**Stated exercise**
Take every line where the string "this" appears and copy it.

**Records supplied**
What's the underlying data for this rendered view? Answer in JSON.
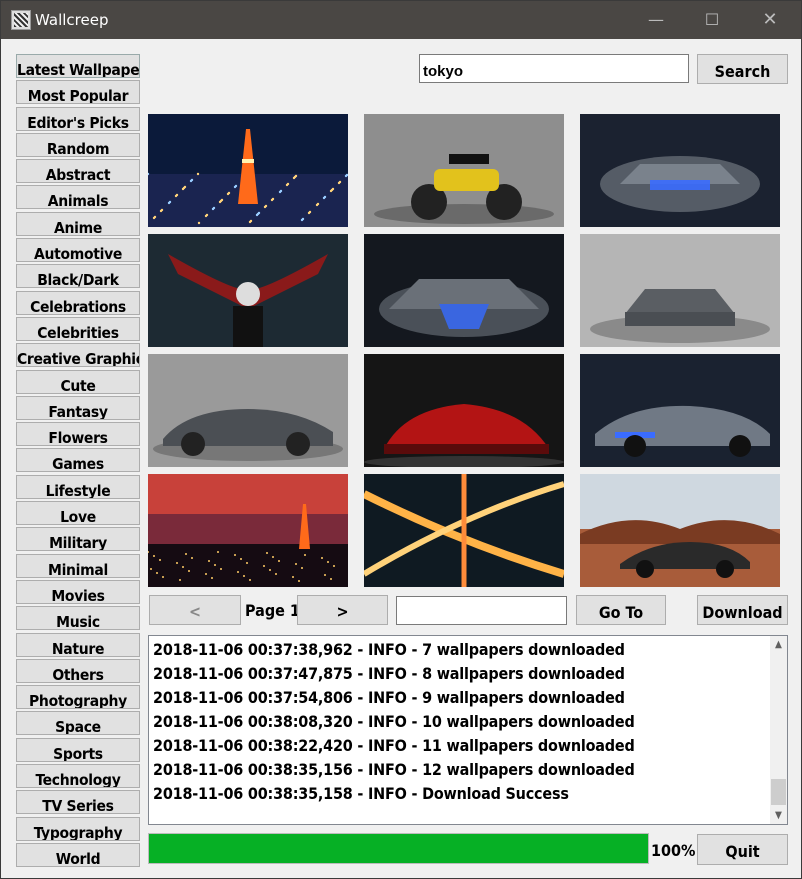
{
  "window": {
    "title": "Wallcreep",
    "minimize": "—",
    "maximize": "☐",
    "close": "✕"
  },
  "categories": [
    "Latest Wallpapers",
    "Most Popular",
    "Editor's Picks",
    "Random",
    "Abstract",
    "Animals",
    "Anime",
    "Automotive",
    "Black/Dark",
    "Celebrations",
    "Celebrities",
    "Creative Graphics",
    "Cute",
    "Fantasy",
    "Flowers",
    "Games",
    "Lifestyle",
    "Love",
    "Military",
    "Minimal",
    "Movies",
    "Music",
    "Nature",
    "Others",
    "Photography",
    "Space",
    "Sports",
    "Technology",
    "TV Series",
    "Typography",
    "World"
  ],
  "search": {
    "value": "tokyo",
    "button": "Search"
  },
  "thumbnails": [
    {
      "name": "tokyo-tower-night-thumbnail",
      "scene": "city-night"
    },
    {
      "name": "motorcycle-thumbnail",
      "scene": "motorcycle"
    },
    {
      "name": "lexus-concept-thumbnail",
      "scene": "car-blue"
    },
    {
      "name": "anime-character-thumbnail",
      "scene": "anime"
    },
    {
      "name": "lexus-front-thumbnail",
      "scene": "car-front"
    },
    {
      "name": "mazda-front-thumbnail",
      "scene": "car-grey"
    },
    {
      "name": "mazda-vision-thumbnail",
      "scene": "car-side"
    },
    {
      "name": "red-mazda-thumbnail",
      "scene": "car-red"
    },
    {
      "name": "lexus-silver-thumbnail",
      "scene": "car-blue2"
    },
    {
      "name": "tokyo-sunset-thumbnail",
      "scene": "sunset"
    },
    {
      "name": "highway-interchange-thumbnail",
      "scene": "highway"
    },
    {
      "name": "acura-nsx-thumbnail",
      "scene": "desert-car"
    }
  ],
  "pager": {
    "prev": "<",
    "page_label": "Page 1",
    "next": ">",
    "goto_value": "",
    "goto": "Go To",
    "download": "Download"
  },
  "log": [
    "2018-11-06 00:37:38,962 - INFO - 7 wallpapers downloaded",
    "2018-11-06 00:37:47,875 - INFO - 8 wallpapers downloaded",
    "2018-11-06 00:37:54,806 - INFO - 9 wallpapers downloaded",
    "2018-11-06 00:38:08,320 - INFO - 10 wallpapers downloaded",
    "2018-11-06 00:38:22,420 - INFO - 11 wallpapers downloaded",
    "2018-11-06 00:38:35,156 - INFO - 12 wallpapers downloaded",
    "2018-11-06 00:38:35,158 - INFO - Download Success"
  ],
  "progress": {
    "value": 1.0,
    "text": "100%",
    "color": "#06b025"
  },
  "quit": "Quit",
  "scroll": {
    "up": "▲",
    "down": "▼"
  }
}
---
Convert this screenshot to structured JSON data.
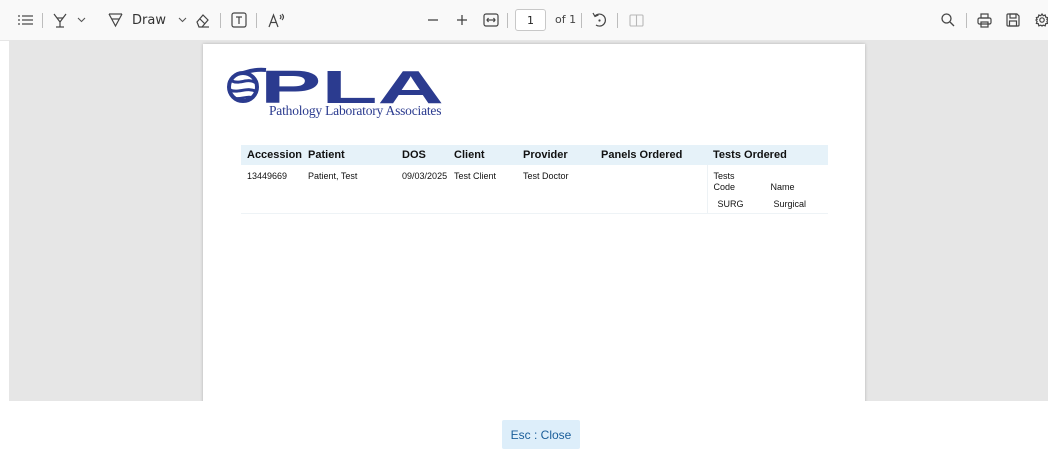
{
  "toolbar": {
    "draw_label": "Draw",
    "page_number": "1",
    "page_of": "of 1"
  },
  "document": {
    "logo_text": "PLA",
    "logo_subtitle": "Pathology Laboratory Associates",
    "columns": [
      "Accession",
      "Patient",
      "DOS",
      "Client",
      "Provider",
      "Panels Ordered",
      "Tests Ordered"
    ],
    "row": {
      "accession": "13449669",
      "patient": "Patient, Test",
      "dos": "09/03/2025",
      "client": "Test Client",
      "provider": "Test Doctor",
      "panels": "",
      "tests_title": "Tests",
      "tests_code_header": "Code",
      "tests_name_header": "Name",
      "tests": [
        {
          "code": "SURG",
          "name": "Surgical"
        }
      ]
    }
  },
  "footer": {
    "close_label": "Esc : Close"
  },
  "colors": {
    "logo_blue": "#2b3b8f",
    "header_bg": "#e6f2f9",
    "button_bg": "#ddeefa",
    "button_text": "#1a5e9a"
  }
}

**Task output**
What's the underlying data for this rendered view? Answer in JSON.
Convert this screenshot to structured JSON data.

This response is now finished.